(Region boundary data)
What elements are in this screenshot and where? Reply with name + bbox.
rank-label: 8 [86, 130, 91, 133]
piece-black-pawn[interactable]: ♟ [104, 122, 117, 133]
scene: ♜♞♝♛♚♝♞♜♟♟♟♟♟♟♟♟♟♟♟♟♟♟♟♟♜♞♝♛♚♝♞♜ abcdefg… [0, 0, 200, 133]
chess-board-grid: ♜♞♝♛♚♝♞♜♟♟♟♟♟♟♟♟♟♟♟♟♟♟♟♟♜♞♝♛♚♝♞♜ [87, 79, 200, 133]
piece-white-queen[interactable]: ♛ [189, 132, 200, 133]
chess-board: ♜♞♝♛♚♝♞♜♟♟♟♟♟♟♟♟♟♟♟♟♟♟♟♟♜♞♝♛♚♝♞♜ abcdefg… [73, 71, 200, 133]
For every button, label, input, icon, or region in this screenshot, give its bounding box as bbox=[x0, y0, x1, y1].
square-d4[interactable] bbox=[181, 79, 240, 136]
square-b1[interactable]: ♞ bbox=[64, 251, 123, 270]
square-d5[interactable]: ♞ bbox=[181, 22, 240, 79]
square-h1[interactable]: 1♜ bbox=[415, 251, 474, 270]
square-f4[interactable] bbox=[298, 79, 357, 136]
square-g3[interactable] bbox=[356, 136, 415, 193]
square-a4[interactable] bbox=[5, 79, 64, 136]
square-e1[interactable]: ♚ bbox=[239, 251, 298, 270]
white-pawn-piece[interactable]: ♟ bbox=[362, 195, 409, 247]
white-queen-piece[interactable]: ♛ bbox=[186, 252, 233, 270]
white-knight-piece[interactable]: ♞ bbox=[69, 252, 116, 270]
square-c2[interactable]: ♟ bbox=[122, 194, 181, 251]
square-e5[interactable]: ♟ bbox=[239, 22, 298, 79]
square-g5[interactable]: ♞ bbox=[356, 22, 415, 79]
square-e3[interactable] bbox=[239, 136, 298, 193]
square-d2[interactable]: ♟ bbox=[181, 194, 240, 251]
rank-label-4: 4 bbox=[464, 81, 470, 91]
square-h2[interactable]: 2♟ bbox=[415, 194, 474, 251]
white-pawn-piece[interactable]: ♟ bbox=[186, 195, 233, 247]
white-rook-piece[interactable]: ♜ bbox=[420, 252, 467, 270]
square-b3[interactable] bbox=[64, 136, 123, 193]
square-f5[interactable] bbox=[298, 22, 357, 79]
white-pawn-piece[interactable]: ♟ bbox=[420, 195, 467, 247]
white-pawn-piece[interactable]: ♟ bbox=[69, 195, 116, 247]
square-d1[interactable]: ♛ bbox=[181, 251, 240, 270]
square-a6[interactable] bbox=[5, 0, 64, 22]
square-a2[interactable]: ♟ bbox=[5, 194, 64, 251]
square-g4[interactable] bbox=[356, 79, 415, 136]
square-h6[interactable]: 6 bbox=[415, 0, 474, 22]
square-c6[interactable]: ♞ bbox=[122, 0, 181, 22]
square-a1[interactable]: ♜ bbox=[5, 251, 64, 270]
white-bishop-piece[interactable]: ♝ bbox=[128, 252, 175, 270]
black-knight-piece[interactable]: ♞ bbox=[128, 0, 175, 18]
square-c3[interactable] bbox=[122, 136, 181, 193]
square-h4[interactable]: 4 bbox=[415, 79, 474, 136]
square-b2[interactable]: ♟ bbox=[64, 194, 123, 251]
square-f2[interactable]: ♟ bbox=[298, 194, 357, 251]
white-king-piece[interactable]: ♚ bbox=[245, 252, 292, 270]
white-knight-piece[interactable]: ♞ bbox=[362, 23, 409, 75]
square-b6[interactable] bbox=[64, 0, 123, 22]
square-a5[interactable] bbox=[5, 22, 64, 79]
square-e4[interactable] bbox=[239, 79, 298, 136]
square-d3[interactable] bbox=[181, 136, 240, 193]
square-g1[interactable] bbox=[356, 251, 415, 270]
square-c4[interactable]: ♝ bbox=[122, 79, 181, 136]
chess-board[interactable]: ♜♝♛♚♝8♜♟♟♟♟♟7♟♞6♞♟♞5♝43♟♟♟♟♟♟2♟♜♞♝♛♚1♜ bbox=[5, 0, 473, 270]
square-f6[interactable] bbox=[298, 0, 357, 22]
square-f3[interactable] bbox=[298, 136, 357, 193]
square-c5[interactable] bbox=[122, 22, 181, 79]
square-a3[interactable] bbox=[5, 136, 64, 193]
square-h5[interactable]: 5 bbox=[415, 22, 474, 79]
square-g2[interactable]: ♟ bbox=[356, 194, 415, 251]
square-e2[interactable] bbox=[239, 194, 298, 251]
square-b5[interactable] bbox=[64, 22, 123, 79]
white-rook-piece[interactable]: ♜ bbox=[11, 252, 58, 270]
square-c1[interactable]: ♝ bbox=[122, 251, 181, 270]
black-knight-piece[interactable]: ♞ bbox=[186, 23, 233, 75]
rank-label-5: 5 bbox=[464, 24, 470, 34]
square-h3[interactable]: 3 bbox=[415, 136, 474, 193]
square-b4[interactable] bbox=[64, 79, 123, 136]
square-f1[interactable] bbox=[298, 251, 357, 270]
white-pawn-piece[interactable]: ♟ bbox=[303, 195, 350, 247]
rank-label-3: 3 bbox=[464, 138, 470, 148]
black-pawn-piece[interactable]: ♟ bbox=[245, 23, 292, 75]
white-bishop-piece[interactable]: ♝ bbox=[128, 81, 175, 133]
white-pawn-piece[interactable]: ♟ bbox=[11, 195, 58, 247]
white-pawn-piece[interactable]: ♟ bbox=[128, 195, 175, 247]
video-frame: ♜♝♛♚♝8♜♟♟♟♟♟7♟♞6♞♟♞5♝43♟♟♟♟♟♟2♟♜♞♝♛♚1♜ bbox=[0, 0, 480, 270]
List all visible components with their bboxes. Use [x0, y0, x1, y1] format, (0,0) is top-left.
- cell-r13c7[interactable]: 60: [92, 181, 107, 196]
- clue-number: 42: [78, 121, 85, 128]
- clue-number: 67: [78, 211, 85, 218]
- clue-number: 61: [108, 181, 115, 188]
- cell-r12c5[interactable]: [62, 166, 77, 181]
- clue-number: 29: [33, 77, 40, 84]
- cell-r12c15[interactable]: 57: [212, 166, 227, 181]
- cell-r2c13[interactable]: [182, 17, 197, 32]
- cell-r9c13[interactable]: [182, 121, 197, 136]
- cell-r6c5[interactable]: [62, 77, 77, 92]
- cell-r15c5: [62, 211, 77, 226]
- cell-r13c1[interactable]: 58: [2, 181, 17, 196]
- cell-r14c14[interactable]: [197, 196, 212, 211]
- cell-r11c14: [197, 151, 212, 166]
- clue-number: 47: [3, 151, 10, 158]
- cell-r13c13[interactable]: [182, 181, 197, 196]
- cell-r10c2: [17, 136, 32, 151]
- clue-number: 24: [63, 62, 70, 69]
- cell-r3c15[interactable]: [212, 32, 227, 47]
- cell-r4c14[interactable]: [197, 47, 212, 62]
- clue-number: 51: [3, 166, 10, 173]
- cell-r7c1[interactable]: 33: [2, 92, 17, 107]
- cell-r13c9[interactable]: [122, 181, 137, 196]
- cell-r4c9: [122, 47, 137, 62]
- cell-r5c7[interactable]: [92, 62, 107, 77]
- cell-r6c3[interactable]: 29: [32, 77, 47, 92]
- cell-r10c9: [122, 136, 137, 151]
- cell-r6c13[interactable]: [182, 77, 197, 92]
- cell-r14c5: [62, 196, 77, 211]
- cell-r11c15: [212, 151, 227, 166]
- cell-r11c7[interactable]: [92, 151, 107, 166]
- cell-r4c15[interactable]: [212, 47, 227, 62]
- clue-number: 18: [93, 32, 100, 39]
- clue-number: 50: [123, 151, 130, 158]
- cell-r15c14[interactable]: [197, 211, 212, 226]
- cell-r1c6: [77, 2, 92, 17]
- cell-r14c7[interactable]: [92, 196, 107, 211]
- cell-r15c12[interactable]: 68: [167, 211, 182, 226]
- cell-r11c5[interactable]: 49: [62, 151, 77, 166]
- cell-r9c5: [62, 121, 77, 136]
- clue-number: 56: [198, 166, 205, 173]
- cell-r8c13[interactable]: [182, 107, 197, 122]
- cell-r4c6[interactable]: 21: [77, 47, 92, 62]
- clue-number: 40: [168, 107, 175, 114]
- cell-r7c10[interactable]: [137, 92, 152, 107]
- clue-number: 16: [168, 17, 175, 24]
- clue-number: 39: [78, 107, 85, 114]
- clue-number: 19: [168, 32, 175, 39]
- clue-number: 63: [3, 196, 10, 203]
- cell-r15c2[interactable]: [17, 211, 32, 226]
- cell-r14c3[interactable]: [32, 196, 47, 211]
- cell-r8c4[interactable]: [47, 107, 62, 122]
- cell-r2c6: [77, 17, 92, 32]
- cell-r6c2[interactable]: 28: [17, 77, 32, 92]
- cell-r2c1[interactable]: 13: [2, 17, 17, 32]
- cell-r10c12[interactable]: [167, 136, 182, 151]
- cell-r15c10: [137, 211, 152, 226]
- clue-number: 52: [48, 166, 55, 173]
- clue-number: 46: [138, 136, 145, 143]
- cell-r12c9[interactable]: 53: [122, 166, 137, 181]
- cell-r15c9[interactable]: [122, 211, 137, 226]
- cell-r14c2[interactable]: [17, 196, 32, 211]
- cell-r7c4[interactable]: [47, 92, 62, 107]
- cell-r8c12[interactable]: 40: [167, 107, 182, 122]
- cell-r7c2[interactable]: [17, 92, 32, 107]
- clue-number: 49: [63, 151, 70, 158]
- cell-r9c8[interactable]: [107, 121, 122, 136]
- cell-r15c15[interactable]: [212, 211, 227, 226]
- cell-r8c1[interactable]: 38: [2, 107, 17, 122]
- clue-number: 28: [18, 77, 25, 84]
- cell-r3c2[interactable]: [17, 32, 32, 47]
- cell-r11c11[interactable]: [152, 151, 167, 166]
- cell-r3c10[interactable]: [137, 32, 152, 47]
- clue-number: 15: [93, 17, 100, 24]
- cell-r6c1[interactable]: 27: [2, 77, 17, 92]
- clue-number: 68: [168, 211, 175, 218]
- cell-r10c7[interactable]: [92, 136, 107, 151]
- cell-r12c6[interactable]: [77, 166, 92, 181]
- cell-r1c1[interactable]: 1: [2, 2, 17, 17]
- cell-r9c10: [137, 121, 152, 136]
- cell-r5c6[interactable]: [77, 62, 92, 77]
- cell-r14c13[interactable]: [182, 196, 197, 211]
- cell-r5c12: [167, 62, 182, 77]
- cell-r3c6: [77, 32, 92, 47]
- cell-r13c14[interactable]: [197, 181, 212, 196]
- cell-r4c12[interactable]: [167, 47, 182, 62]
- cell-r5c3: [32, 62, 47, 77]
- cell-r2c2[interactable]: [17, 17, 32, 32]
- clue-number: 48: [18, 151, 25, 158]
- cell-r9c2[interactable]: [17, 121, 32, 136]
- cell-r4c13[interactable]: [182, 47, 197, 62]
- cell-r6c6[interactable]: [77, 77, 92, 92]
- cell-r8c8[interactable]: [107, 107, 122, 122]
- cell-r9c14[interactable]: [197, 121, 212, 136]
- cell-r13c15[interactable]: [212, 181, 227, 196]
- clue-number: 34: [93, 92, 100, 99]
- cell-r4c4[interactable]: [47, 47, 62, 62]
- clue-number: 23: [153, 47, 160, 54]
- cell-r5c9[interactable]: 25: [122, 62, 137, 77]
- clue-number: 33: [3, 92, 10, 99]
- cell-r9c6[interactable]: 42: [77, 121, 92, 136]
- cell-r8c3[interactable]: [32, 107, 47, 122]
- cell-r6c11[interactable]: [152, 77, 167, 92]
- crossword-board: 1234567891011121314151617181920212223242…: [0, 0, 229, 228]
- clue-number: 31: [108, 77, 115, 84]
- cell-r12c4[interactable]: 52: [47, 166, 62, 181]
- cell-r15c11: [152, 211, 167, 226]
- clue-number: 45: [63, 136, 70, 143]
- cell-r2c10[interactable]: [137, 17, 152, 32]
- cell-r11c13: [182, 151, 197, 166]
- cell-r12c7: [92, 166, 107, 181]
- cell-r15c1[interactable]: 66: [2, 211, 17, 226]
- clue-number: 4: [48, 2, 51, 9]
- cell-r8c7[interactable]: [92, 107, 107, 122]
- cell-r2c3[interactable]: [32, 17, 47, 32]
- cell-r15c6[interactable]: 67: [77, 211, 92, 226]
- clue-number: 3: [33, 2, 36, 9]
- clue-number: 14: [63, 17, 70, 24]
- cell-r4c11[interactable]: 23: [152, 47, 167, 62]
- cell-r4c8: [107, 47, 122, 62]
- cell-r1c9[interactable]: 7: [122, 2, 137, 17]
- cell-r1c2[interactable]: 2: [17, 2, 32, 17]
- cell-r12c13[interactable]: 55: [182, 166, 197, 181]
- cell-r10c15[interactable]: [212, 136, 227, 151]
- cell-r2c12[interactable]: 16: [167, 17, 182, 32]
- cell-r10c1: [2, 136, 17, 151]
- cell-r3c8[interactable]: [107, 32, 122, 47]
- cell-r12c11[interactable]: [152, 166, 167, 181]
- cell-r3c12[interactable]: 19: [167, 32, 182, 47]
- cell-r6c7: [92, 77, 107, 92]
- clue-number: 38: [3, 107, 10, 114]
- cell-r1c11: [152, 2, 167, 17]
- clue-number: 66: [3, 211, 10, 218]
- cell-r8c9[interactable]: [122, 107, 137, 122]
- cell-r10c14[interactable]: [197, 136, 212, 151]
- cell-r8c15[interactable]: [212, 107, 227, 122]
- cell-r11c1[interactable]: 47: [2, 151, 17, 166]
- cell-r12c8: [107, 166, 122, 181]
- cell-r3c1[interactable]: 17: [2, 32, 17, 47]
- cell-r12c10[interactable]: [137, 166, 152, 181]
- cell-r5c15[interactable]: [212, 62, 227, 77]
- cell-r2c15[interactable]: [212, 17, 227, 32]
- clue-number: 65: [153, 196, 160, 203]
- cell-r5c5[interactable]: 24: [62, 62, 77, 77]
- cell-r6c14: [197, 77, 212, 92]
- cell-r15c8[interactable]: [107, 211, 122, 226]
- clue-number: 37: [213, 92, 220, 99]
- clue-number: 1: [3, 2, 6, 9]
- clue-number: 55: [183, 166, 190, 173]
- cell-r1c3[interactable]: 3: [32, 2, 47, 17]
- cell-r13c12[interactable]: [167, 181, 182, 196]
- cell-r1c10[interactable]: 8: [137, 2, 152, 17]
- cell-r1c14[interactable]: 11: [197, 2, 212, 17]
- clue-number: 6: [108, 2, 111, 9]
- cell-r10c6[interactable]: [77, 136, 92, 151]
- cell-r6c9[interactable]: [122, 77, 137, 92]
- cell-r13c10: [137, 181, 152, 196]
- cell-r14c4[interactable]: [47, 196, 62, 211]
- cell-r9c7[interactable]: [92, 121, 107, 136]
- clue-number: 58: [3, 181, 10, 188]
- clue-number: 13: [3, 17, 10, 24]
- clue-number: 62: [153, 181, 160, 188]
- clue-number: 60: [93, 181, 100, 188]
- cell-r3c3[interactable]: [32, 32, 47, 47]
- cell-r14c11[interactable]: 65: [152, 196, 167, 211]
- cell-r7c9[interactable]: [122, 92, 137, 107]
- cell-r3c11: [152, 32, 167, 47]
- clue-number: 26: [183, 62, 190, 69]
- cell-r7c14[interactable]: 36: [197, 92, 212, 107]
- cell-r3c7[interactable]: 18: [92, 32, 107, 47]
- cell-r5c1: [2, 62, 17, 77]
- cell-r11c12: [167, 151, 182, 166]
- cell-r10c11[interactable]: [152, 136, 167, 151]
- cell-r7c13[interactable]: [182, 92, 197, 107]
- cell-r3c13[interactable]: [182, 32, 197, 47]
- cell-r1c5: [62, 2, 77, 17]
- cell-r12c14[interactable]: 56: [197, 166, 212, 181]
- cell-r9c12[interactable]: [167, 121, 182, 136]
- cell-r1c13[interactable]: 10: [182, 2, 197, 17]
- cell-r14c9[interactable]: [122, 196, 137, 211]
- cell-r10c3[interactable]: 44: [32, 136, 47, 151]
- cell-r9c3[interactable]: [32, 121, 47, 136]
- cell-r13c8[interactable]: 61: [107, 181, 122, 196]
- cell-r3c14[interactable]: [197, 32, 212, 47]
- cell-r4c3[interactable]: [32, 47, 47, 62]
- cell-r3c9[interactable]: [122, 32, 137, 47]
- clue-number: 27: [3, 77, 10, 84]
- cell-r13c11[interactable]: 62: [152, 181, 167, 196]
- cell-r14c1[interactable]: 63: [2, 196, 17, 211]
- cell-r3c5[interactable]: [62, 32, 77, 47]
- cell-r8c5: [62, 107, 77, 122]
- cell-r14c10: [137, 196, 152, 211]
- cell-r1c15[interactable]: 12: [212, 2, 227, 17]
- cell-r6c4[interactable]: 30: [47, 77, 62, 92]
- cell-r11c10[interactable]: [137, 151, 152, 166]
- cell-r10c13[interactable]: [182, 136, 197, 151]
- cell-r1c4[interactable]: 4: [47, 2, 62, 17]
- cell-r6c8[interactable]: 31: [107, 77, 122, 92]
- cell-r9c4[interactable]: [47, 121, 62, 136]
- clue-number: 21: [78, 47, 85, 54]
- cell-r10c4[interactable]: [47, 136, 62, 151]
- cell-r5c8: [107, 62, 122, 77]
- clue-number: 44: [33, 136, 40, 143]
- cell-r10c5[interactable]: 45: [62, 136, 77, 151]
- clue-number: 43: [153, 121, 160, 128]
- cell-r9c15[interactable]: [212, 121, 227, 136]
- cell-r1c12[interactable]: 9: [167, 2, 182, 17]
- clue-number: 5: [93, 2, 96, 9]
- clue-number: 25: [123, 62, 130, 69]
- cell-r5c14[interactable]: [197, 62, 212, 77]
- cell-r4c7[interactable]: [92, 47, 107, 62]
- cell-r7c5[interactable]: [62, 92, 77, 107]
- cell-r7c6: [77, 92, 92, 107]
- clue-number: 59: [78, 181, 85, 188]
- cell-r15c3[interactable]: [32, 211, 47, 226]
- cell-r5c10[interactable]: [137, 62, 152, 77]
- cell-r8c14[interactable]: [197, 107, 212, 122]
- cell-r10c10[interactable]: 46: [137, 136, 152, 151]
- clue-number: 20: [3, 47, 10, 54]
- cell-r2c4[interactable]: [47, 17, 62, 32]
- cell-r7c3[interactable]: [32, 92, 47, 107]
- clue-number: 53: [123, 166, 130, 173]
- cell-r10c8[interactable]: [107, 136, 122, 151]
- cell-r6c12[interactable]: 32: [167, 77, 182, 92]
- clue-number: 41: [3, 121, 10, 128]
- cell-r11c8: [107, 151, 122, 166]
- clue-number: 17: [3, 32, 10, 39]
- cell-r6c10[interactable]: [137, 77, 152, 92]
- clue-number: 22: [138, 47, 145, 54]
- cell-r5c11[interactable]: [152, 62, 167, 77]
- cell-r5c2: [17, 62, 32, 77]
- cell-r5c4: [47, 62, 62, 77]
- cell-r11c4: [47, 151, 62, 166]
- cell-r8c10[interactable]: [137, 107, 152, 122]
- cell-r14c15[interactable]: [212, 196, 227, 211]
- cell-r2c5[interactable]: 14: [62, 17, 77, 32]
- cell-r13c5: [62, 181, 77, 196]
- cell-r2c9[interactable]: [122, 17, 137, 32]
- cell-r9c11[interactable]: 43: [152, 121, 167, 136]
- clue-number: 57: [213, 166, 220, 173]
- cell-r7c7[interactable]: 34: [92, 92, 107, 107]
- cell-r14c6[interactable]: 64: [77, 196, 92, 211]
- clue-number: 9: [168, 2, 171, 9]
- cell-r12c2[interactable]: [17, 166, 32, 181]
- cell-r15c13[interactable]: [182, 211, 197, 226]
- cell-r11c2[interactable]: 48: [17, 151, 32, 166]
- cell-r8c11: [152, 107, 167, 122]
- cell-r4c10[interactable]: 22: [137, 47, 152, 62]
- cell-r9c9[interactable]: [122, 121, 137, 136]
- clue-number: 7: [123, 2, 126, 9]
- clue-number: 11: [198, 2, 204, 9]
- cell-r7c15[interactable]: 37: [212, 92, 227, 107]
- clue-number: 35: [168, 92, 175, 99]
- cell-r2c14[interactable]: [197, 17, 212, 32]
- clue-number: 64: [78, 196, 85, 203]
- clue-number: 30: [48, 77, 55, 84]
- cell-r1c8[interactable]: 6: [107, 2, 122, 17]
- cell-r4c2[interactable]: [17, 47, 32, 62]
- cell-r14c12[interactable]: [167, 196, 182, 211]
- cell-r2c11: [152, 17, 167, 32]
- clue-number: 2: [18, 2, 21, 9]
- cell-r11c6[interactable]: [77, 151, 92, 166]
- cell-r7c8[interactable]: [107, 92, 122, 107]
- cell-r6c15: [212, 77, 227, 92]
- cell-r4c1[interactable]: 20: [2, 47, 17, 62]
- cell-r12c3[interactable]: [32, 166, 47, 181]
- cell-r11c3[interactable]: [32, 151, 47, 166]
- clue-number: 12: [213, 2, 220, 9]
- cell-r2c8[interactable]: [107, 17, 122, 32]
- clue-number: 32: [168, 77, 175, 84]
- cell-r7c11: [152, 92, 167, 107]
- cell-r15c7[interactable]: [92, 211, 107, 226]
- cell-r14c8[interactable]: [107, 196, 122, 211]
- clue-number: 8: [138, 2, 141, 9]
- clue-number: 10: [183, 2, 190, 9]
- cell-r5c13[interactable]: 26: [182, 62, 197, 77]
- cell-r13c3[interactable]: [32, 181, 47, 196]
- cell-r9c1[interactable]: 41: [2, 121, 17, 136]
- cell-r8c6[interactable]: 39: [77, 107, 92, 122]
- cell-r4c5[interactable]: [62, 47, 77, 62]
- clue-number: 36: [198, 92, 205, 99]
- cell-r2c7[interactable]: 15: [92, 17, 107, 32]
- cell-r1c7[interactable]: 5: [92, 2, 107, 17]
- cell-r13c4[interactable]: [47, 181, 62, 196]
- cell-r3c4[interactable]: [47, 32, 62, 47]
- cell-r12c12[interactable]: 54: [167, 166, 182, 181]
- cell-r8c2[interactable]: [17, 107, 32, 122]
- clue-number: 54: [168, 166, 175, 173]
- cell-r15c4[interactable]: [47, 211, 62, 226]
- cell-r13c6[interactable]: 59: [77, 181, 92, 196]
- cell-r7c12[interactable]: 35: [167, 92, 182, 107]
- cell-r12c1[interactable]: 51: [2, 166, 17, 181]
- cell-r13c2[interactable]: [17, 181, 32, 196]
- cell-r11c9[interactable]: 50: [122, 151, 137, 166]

**Your task:**
Reproduce the lines above from the first one through the line containing "chess-board: ♜♞♝♛♚♝♞♜♟♟♟♟♟♟♟♟♟♟♟♟♟♟♟♟♜♞♝♛♚♝♞♜ abcdefg…", including both ends.

**Solution:**
What elements are in this screenshot and where? Reply with name + bbox.
rank-label: 8 [86, 130, 91, 133]
piece-black-pawn[interactable]: ♟ [104, 122, 117, 133]
scene: ♜♞♝♛♚♝♞♜♟♟♟♟♟♟♟♟♟♟♟♟♟♟♟♟♜♞♝♛♚♝♞♜ abcdefg… [0, 0, 200, 133]
chess-board-grid: ♜♞♝♛♚♝♞♜♟♟♟♟♟♟♟♟♟♟♟♟♟♟♟♟♜♞♝♛♚♝♞♜ [87, 79, 200, 133]
piece-white-queen[interactable]: ♛ [189, 132, 200, 133]
chess-board: ♜♞♝♛♚♝♞♜♟♟♟♟♟♟♟♟♟♟♟♟♟♟♟♟♜♞♝♛♚♝♞♜ abcdefg… [73, 71, 200, 133]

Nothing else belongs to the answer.